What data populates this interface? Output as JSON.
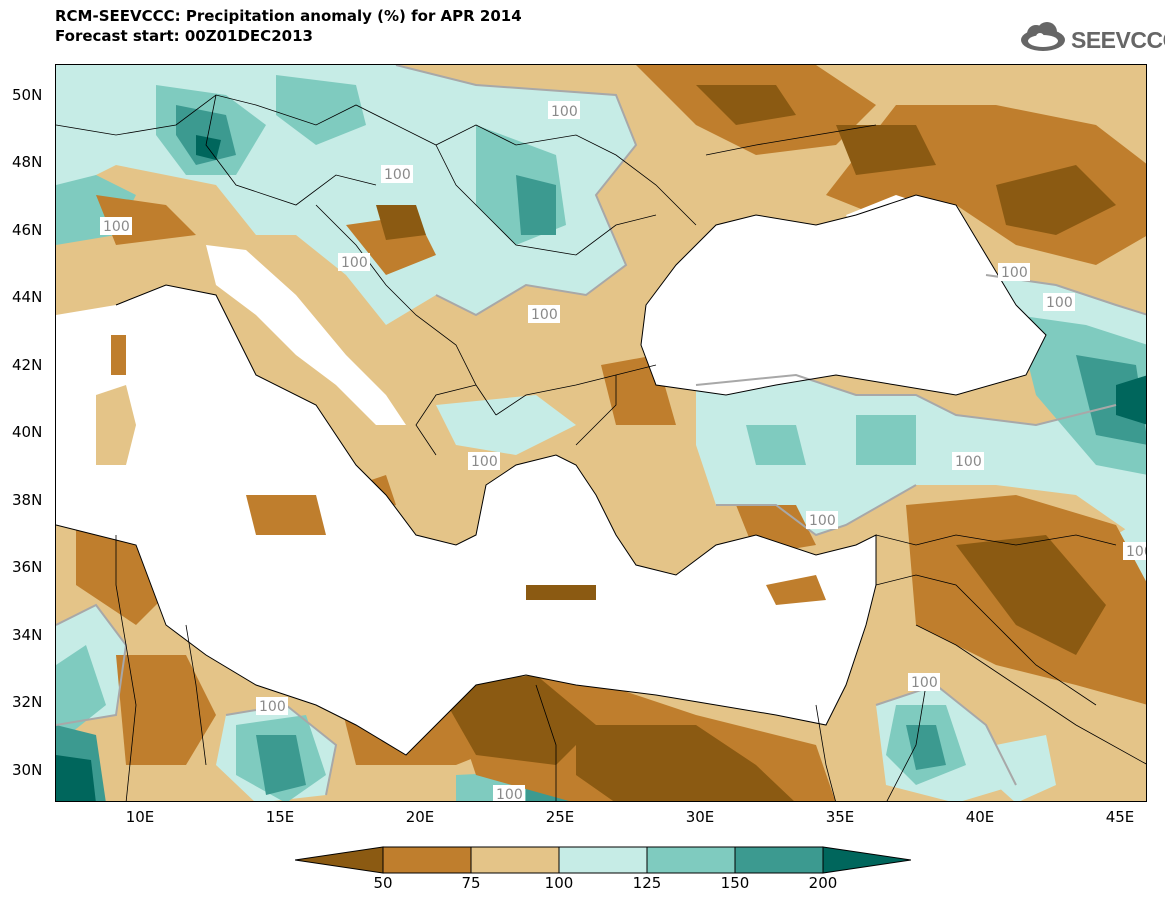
{
  "header": {
    "title_line1": "RCM-SEEVCCC: Precipitation anomaly (%) for APR 2014",
    "title_line2": "Forecast start: 00Z01DEC2013"
  },
  "logo": {
    "text": "SEEVCCC",
    "icon": "cloud-icon"
  },
  "map": {
    "lat_labels": [
      "50N",
      "48N",
      "46N",
      "44N",
      "42N",
      "40N",
      "38N",
      "36N",
      "34N",
      "32N",
      "30N"
    ],
    "lon_labels": [
      "10E",
      "15E",
      "20E",
      "25E",
      "30E",
      "35E",
      "40E",
      "45E"
    ],
    "contour_label": "100"
  },
  "colorbar": {
    "levels": [
      "50",
      "75",
      "100",
      "125",
      "150",
      "200"
    ],
    "colors": [
      "#8b5a12",
      "#bf7e2d",
      "#e4c488",
      "#c6ece6",
      "#7fcbbf",
      "#3c9a90",
      "#00665c"
    ]
  }
}
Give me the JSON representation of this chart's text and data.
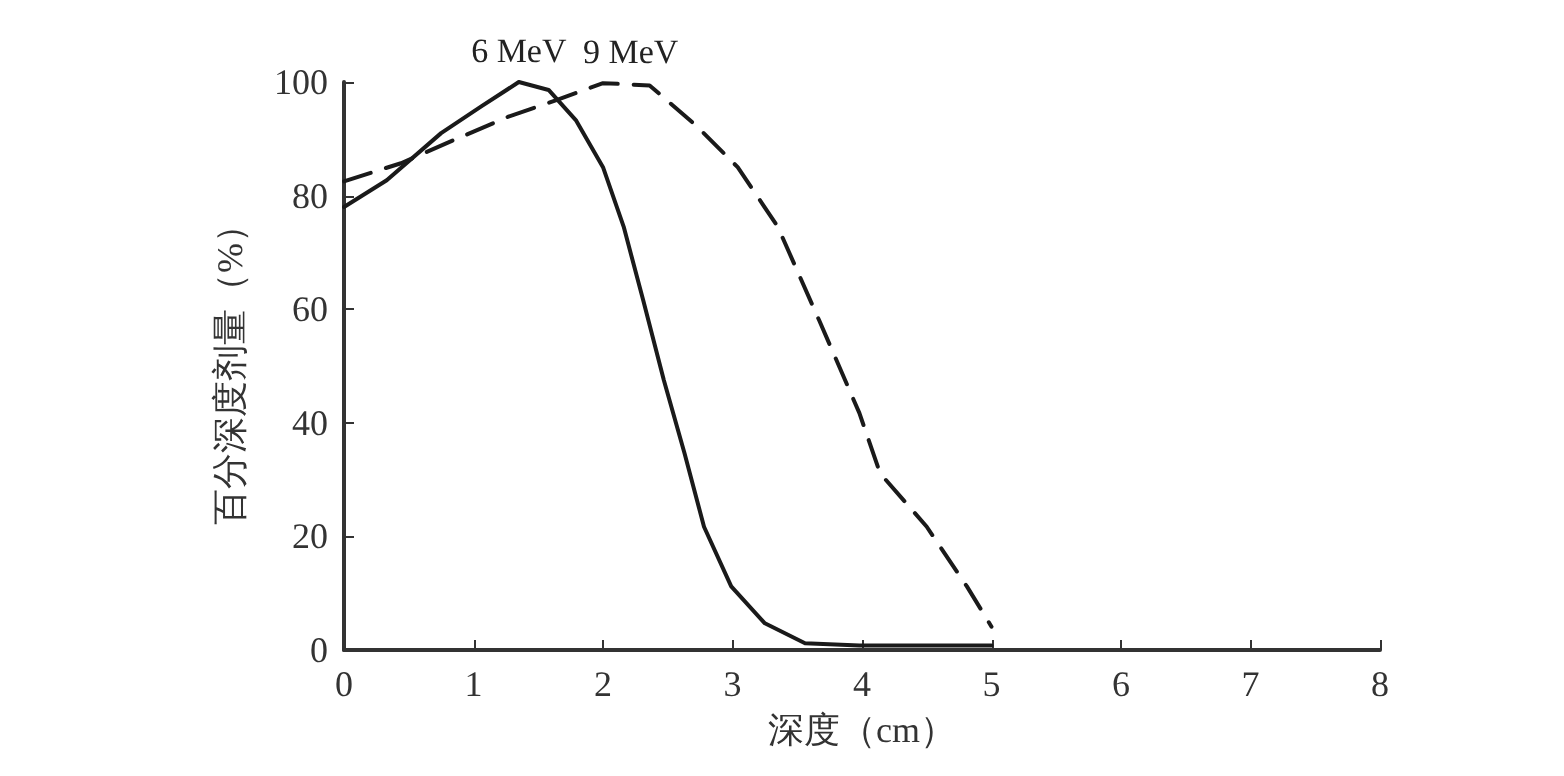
{
  "chart_data": {
    "type": "line",
    "xlabel": "深度（cm）",
    "ylabel": "百分深度剂量（%）",
    "xlim": [
      0,
      8
    ],
    "xticks": [
      0,
      1,
      2,
      3,
      4,
      5,
      6,
      7,
      8
    ],
    "ylim": [
      0,
      100
    ],
    "yticks": [
      0,
      20,
      40,
      60,
      80,
      100
    ],
    "grid": false,
    "legend": false,
    "marker": "none",
    "series": [
      {
        "name": "6 MeV",
        "color": "#1a1a1a",
        "line_style": "solid",
        "x": [
          0,
          0.33,
          0.75,
          1.06,
          1.35,
          1.58,
          1.79,
          2.0,
          2.16,
          2.31,
          2.47,
          2.63,
          2.78,
          2.99,
          3.25,
          3.56,
          3.98,
          5
        ],
        "values": [
          78,
          82.7,
          91,
          95.7,
          100,
          98.6,
          93.3,
          85,
          74.5,
          61.6,
          47.5,
          34.6,
          21.7,
          11.2,
          4.7,
          1.2,
          0.8,
          0.8
        ]
      },
      {
        "name": "9 MeV",
        "color": "#1a1a1a",
        "line_style": "dashed",
        "x": [
          0,
          0.44,
          0.85,
          1.27,
          1.64,
          2.0,
          2.36,
          2.73,
          3.04,
          3.35,
          3.67,
          3.98,
          4.14,
          4.5,
          4.81,
          5
        ],
        "values": [
          82.5,
          85.7,
          89.8,
          93.9,
          96.8,
          99.8,
          99.4,
          92.1,
          85,
          74.5,
          58,
          41.7,
          31.1,
          21.7,
          11.2,
          4.1
        ]
      }
    ]
  }
}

§

_INSTRUCTIONS TO FOLLOW_. Say how many lines above hold the word "JSON", giving only the count.

_TASK RESPONSE_. 2